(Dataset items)
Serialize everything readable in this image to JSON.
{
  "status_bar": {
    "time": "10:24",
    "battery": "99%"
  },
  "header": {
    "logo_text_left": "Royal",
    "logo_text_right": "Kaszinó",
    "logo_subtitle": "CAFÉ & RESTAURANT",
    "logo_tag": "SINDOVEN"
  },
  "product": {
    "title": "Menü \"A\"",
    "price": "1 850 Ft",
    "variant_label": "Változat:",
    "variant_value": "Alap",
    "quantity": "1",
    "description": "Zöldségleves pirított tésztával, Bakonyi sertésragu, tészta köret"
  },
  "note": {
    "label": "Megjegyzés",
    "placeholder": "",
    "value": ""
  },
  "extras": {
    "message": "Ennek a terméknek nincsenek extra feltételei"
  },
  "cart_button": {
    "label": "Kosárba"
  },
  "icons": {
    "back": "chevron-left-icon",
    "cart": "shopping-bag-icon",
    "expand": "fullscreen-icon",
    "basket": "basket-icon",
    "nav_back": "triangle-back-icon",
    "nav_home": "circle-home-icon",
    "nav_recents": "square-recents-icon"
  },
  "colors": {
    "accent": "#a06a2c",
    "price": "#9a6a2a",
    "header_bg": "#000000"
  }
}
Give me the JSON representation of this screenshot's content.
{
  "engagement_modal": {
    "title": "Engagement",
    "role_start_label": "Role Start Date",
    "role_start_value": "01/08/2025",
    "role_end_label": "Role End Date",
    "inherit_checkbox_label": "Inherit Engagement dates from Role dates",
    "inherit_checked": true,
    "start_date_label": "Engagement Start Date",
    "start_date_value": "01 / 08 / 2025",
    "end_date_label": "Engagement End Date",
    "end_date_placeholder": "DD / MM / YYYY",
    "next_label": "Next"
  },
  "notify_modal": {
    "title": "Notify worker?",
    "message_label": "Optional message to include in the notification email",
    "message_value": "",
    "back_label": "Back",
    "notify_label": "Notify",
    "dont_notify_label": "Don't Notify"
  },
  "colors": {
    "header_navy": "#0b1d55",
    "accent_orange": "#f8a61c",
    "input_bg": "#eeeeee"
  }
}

---

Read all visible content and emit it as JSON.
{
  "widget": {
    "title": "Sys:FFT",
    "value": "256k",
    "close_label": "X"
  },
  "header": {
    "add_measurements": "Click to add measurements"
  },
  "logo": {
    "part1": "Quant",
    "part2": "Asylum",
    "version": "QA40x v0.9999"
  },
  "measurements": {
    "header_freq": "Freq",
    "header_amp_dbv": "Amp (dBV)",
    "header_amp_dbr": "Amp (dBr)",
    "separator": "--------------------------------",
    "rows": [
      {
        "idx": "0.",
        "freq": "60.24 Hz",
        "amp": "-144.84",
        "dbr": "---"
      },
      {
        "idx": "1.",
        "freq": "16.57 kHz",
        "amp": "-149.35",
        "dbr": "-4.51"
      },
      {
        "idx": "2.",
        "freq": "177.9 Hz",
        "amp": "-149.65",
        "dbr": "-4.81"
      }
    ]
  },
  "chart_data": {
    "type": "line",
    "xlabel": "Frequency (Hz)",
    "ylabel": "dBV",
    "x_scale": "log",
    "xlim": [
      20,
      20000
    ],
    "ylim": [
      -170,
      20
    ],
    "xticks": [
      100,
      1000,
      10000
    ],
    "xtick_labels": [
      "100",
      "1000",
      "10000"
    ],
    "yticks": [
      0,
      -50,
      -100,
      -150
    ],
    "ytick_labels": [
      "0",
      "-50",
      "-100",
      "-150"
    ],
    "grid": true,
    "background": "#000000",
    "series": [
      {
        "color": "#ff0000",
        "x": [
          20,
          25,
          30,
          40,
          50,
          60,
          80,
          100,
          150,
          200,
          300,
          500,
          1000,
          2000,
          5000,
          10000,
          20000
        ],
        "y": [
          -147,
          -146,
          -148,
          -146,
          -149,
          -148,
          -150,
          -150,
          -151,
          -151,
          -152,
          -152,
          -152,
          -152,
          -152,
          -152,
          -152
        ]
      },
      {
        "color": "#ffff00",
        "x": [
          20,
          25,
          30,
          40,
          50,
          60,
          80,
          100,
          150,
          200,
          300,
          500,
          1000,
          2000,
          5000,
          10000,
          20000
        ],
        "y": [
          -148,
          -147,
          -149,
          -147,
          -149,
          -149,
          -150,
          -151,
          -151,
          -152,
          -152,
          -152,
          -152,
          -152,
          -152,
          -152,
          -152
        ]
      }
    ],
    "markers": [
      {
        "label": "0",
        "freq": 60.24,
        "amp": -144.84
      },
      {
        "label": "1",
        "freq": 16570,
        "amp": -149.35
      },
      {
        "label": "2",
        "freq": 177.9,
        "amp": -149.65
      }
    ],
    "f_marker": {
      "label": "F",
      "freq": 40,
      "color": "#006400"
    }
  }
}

» **The problem**
Show each line holding the word "content".

» **Output for this exercise**
Give me the JSON representation of this screenshot's content.
Read all visible content and emit it as JSON.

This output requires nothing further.